Lines of data:
========================================================================
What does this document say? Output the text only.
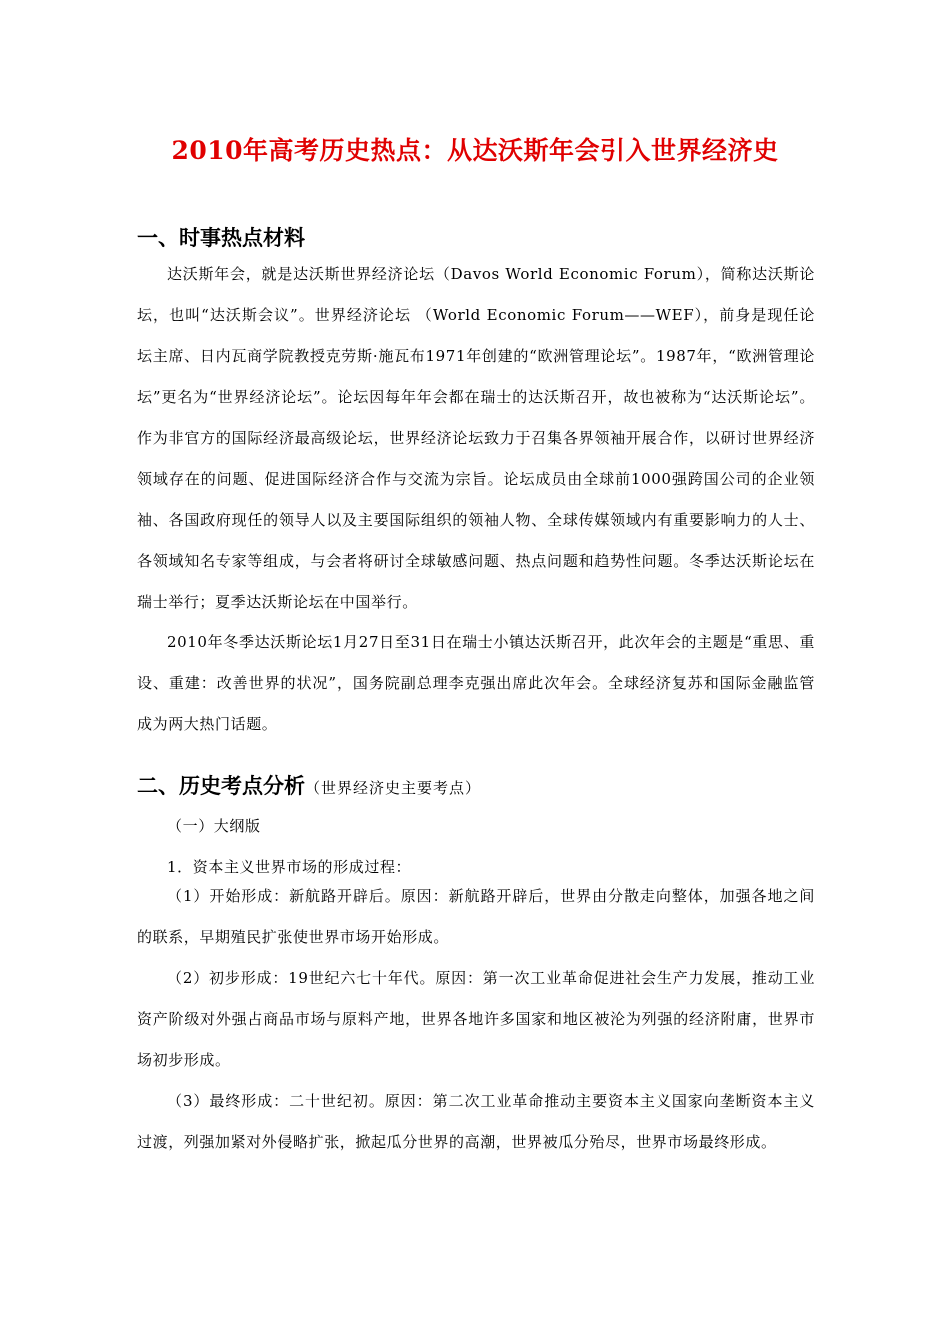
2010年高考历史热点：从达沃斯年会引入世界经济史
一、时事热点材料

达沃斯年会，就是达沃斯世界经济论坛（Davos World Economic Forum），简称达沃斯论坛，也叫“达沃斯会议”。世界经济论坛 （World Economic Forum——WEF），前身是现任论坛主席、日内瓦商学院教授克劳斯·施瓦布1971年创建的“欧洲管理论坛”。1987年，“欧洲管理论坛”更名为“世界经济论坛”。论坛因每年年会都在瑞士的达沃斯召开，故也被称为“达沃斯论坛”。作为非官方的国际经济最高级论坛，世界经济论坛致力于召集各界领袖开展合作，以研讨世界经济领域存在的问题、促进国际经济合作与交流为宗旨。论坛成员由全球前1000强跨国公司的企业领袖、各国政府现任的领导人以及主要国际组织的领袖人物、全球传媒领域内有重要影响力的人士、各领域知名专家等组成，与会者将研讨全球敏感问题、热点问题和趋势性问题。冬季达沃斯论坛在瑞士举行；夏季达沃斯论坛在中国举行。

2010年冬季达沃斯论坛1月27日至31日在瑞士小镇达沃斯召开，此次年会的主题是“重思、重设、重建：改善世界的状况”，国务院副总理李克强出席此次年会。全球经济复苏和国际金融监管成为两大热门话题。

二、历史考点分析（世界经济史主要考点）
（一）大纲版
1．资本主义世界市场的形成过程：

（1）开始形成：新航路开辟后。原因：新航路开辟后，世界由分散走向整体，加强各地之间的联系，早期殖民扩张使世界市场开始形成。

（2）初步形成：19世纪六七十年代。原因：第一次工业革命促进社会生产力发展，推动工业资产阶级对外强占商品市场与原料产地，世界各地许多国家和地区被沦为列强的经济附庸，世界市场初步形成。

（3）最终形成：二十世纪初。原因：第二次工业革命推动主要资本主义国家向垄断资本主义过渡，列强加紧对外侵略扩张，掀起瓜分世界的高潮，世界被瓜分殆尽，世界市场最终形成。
========================================================================
[WHAT IS EXPECTED] Reproduce each line word for word and drop the pictures.

[ANSWER IN FULL]
What does this document say? Output the text only.
2010年高考历史热点：从达沃斯年会引入世界经济史
一、时事热点材料

达沃斯年会，就是达沃斯世界经济论坛（Davos World Economic Forum），简称达沃斯论坛，也叫“达沃斯会议”。世界经济论坛 （World Economic Forum——WEF），前身是现任论坛主席、日内瓦商学院教授克劳斯·施瓦布1971年创建的“欧洲管理论坛”。1987年，“欧洲管理论坛”更名为“世界经济论坛”。论坛因每年年会都在瑞士的达沃斯召开，故也被称为“达沃斯论坛”。作为非官方的国际经济最高级论坛，世界经济论坛致力于召集各界领袖开展合作，以研讨世界经济领域存在的问题、促进国际经济合作与交流为宗旨。论坛成员由全球前1000强跨国公司的企业领袖、各国政府现任的领导人以及主要国际组织的领袖人物、全球传媒领域内有重要影响力的人士、各领域知名专家等组成，与会者将研讨全球敏感问题、热点问题和趋势性问题。冬季达沃斯论坛在瑞士举行；夏季达沃斯论坛在中国举行。

2010年冬季达沃斯论坛1月27日至31日在瑞士小镇达沃斯召开，此次年会的主题是“重思、重设、重建：改善世界的状况”，国务院副总理李克强出席此次年会。全球经济复苏和国际金融监管成为两大热门话题。

二、历史考点分析（世界经济史主要考点）
（一）大纲版
1．资本主义世界市场的形成过程：

（1）开始形成：新航路开辟后。原因：新航路开辟后，世界由分散走向整体，加强各地之间的联系，早期殖民扩张使世界市场开始形成。

（2）初步形成：19世纪六七十年代。原因：第一次工业革命促进社会生产力发展，推动工业资产阶级对外强占商品市场与原料产地，世界各地许多国家和地区被沦为列强的经济附庸，世界市场初步形成。

（3）最终形成：二十世纪初。原因：第二次工业革命推动主要资本主义国家向垄断资本主义过渡，列强加紧对外侵略扩张，掀起瓜分世界的高潮，世界被瓜分殆尽，世界市场最终形成。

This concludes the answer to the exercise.